===== Data provided

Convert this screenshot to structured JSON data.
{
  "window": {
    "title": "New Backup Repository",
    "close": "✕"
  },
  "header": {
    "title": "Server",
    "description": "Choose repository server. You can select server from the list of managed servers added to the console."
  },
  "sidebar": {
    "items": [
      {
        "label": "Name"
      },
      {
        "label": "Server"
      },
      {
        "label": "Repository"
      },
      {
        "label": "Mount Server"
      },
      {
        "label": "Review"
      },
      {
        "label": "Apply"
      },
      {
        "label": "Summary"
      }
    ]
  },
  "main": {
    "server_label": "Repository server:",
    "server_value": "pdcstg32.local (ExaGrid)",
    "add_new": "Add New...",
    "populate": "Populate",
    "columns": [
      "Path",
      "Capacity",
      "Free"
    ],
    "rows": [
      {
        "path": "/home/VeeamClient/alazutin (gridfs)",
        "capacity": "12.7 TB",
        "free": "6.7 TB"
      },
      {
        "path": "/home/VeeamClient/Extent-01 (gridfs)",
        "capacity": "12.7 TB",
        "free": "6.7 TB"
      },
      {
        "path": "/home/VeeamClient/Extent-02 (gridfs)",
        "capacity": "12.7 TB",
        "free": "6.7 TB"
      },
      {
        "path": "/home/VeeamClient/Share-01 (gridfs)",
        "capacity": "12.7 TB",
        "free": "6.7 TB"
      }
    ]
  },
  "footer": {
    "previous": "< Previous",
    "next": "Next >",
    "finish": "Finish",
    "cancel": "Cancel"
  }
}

==========

*What you should do*:
Every line above should be printed again exactly as it stands.

*Worked answer*:
Convert this screenshot to structured JSON data.
{
  "window": {
    "title": "New Backup Repository",
    "close": "✕"
  },
  "header": {
    "title": "Server",
    "description": "Choose repository server. You can select server from the list of managed servers added to the console."
  },
  "sidebar": {
    "items": [
      {
        "label": "Name"
      },
      {
        "label": "Server"
      },
      {
        "label": "Repository"
      },
      {
        "label": "Mount Server"
      },
      {
        "label": "Review"
      },
      {
        "label": "Apply"
      },
      {
        "label": "Summary"
      }
    ]
  },
  "main": {
    "server_label": "Repository server:",
    "server_value": "pdcstg32.local (ExaGrid)",
    "add_new": "Add New...",
    "populate": "Populate",
    "columns": [
      "Path",
      "Capacity",
      "Free"
    ],
    "rows": [
      {
        "path": "/home/VeeamClient/alazutin (gridfs)",
        "capacity": "12.7 TB",
        "free": "6.7 TB"
      },
      {
        "path": "/home/VeeamClient/Extent-01 (gridfs)",
        "capacity": "12.7 TB",
        "free": "6.7 TB"
      },
      {
        "path": "/home/VeeamClient/Extent-02 (gridfs)",
        "capacity": "12.7 TB",
        "free": "6.7 TB"
      },
      {
        "path": "/home/VeeamClient/Share-01 (gridfs)",
        "capacity": "12.7 TB",
        "free": "6.7 TB"
      }
    ]
  },
  "footer": {
    "previous": "< Previous",
    "next": "Next >",
    "finish": "Finish",
    "cancel": "Cancel"
  }
}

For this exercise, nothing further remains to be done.